(Stored records)
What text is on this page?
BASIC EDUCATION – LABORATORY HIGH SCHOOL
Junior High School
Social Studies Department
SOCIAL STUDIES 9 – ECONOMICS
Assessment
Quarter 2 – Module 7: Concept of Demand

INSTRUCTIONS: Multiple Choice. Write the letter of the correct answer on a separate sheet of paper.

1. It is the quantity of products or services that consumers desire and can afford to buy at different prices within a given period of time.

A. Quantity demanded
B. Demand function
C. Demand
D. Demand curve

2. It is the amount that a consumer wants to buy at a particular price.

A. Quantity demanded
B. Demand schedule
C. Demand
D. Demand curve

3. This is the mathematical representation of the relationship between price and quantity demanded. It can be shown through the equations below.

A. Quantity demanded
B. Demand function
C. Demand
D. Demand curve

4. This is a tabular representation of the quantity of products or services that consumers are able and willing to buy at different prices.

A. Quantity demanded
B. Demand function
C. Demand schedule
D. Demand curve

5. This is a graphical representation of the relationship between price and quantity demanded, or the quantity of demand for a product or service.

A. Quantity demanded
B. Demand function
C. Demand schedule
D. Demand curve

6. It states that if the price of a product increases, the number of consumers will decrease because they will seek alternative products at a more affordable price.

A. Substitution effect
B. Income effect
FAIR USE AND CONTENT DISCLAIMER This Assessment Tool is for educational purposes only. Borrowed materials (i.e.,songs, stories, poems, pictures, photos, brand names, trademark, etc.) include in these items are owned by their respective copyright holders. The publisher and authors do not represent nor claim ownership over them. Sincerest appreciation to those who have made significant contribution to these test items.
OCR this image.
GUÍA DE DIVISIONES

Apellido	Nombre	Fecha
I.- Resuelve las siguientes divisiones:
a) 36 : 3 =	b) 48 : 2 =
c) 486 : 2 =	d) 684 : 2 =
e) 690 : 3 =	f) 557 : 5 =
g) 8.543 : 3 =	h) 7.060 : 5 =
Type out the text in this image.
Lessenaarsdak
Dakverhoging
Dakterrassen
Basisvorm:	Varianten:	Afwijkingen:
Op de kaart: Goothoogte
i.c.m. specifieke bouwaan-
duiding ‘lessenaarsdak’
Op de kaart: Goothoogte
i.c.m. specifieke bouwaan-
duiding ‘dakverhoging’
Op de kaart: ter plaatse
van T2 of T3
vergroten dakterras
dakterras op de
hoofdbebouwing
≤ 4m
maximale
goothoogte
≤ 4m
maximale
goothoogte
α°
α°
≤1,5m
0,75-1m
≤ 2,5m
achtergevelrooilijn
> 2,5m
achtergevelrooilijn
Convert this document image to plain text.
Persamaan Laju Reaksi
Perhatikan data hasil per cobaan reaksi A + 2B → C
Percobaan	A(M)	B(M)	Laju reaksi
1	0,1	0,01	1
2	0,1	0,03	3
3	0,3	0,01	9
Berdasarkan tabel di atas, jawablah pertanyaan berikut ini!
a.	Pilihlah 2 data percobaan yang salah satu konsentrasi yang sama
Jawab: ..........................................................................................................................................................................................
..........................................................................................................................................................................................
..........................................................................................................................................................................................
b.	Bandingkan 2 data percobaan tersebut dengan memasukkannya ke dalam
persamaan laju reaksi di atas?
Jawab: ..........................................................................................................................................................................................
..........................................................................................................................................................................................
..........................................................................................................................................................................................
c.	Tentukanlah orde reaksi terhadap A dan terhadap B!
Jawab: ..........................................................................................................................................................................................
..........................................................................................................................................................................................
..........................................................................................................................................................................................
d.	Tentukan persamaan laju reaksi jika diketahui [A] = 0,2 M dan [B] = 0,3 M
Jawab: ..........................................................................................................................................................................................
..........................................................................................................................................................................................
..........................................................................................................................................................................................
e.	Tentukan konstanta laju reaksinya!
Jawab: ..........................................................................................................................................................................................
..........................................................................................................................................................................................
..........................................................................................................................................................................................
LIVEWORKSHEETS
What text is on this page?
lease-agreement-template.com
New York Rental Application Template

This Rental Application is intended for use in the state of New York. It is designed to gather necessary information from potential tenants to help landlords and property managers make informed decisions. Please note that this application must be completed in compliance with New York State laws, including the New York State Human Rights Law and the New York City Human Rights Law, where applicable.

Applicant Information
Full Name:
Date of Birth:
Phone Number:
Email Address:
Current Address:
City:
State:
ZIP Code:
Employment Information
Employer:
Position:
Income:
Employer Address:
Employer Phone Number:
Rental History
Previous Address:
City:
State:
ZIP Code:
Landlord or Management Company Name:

- WHAT NEEDS TO BE DONE -
Copy each record from above without leaving any out.

- RESPONSE TO THIS EXERCISE -
What text is on this page?
BASIC EDUCATION – LABORATORY HIGH SCHOOL
Junior High School
Social Studies Department
SOCIAL STUDIES 9 – ECONOMICS
Assessment
Quarter 2 – Module 7: Concept of Demand

INSTRUCTIONS: Multiple Choice. Write the letter of the correct answer on a separate sheet of paper.

1. It is the quantity of products or services that consumers desire and can afford to buy at different prices within a given period of time.

A. Quantity demanded
B. Demand function
C. Demand
D. Demand curve

2. It is the amount that a consumer wants to buy at a particular price.

A. Quantity demanded
B. Demand schedule
C. Demand
D. Demand curve

3. This is the mathematical representation of the relationship between price and quantity demanded. It can be shown through the equations below.

A. Quantity demanded
B. Demand function
C. Demand
D. Demand curve

4. This is a tabular representation of the quantity of products or services that consumers are able and willing to buy at different prices.

A. Quantity demanded
B. Demand function
C. Demand schedule
D. Demand curve

5. This is a graphical representation of the relationship between price and quantity demanded, or the quantity of demand for a product or service.

A. Quantity demanded
B. Demand function
C. Demand schedule
D. Demand curve

6. It states that if the price of a product increases, the number of consumers will decrease because they will seek alternative products at a more affordable price.

A. Substitution effect
B. Income effect
FAIR USE AND CONTENT DISCLAIMER This Assessment Tool is for educational purposes only. Borrowed materials (i.e.,songs, stories, poems, pictures, photos, brand names, trademark, etc.) include in these items are owned by their respective copyright holders. The publisher and authors do not represent nor claim ownership over them. Sincerest appreciation to those who have made significant contribution to these test items.
OCR this image.
GUÍA DE DIVISIONES

Apellido	Nombre	Fecha
I.- Resuelve las siguientes divisiones:
a) 36 : 3 =	b) 48 : 2 =
c) 486 : 2 =	d) 684 : 2 =
e) 690 : 3 =	f) 557 : 5 =
g) 8.543 : 3 =	h) 7.060 : 5 =
Type out the text in this image.
Lessenaarsdak
Dakverhoging
Dakterrassen
Basisvorm:	Varianten:	Afwijkingen:
Op de kaart: Goothoogte
i.c.m. specifieke bouwaan-
duiding ‘lessenaarsdak’
Op de kaart: Goothoogte
i.c.m. specifieke bouwaan-
duiding ‘dakverhoging’
Op de kaart: ter plaatse
van T2 of T3
vergroten dakterras
dakterras op de
hoofdbebouwing
≤ 4m
maximale
goothoogte
≤ 4m
maximale
goothoogte
α°
α°
≤1,5m
0,75-1m
≤ 2,5m
achtergevelrooilijn
> 2,5m
achtergevelrooilijn
Convert this document image to plain text.
Persamaan Laju Reaksi
Perhatikan data hasil per cobaan reaksi A + 2B → C
Percobaan	A(M)	B(M)	Laju reaksi
1	0,1	0,01	1
2	0,1	0,03	3
3	0,3	0,01	9
Berdasarkan tabel di atas, jawablah pertanyaan berikut ini!
a.	Pilihlah 2 data percobaan yang salah satu konsentrasi yang sama
Jawab: ..........................................................................................................................................................................................
..........................................................................................................................................................................................
..........................................................................................................................................................................................
b.	Bandingkan 2 data percobaan tersebut dengan memasukkannya ke dalam
persamaan laju reaksi di atas?
Jawab: ..........................................................................................................................................................................................
..........................................................................................................................................................................................
..........................................................................................................................................................................................
c.	Tentukanlah orde reaksi terhadap A dan terhadap B!
Jawab: ..........................................................................................................................................................................................
..........................................................................................................................................................................................
..........................................................................................................................................................................................
d.	Tentukan persamaan laju reaksi jika diketahui [A] = 0,2 M dan [B] = 0,3 M
Jawab: ..........................................................................................................................................................................................
..........................................................................................................................................................................................
..........................................................................................................................................................................................
e.	Tentukan konstanta laju reaksinya!
Jawab: ..........................................................................................................................................................................................
..........................................................................................................................................................................................
..........................................................................................................................................................................................
LIVEWORKSHEETS
What text is on this page?
lease-agreement-template.com
New York Rental Application Template

This Rental Application is intended for use in the state of New York. It is designed to gather necessary information from potential tenants to help landlords and property managers make informed decisions. Please note that this application must be completed in compliance with New York State laws, including the New York State Human Rights Law and the New York City Human Rights Law, where applicable.

Applicant Information
Full Name:
Date of Birth:
Phone Number:
Email Address:
Current Address:
City:
State:
ZIP Code:
Employment Information
Employer:
Position:
Income:
Employer Address:
Employer Phone Number:
Rental History
Previous Address:
City:
State:
ZIP Code:
Landlord or Management Company Name:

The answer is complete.